What you will do: Return all lines where the word "marker" can be found.
======== Exercise input ========
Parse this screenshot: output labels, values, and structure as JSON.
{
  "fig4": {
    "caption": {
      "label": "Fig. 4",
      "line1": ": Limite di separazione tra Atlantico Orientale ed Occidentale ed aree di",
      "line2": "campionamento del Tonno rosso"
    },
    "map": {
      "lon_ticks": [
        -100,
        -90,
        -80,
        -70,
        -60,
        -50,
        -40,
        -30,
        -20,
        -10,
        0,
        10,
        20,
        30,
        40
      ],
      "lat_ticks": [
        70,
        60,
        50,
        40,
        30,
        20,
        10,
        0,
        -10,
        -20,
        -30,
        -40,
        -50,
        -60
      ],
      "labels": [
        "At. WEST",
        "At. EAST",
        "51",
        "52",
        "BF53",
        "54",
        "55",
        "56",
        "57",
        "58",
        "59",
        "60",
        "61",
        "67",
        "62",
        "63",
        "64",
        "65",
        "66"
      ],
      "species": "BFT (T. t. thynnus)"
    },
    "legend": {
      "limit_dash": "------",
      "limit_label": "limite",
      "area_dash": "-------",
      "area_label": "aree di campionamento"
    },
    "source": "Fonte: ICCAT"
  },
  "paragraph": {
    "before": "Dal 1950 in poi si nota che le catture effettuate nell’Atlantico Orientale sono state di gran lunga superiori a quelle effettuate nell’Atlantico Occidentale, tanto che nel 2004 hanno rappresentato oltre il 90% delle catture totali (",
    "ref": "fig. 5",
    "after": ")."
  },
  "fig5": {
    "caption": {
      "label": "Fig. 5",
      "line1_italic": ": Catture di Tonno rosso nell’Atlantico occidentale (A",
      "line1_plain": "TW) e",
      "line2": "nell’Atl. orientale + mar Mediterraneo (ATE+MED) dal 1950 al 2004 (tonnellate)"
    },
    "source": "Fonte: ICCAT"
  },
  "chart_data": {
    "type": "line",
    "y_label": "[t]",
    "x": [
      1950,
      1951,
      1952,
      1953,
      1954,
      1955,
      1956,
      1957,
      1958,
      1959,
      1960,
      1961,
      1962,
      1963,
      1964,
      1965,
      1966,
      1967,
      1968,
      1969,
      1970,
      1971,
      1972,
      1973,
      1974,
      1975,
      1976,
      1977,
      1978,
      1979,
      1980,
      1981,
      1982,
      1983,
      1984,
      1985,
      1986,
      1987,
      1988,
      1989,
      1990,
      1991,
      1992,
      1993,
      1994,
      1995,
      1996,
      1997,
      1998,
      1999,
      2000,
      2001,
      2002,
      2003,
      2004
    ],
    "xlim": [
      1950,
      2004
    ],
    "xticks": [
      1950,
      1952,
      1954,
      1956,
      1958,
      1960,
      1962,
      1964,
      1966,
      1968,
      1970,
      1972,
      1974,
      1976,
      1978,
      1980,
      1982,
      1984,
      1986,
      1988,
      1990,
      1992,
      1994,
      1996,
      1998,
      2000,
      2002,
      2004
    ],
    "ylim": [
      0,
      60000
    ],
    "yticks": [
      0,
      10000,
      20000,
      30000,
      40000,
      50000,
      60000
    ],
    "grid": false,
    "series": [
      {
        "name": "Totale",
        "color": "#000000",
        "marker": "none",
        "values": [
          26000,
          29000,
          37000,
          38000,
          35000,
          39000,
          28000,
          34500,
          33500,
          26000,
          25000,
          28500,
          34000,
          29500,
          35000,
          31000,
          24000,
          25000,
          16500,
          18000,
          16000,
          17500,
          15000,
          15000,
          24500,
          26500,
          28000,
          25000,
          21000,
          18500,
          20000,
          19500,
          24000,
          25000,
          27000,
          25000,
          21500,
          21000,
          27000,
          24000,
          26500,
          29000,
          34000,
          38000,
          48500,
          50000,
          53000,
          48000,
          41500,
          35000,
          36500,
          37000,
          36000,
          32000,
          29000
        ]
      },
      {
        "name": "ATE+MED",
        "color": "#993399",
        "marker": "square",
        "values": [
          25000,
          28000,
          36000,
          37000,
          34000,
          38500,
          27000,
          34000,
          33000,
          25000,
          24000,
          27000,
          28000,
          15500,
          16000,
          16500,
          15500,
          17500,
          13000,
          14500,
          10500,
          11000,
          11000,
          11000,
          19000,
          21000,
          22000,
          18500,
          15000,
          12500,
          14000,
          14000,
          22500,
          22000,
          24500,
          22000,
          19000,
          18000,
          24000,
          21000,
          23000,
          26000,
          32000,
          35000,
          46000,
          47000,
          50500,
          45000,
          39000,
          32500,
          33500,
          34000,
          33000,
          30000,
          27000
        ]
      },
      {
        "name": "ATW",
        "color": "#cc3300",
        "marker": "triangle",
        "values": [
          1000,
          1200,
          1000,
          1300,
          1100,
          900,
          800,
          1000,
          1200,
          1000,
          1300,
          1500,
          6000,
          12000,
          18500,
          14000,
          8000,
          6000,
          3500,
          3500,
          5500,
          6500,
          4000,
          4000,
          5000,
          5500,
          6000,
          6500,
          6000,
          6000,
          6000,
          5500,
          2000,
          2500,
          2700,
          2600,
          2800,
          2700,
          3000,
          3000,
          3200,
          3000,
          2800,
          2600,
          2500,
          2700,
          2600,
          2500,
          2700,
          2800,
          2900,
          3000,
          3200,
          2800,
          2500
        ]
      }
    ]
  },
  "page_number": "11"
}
========
Complete response:
        "marker": "none",
        "marker": "square",
        "marker": "triangle",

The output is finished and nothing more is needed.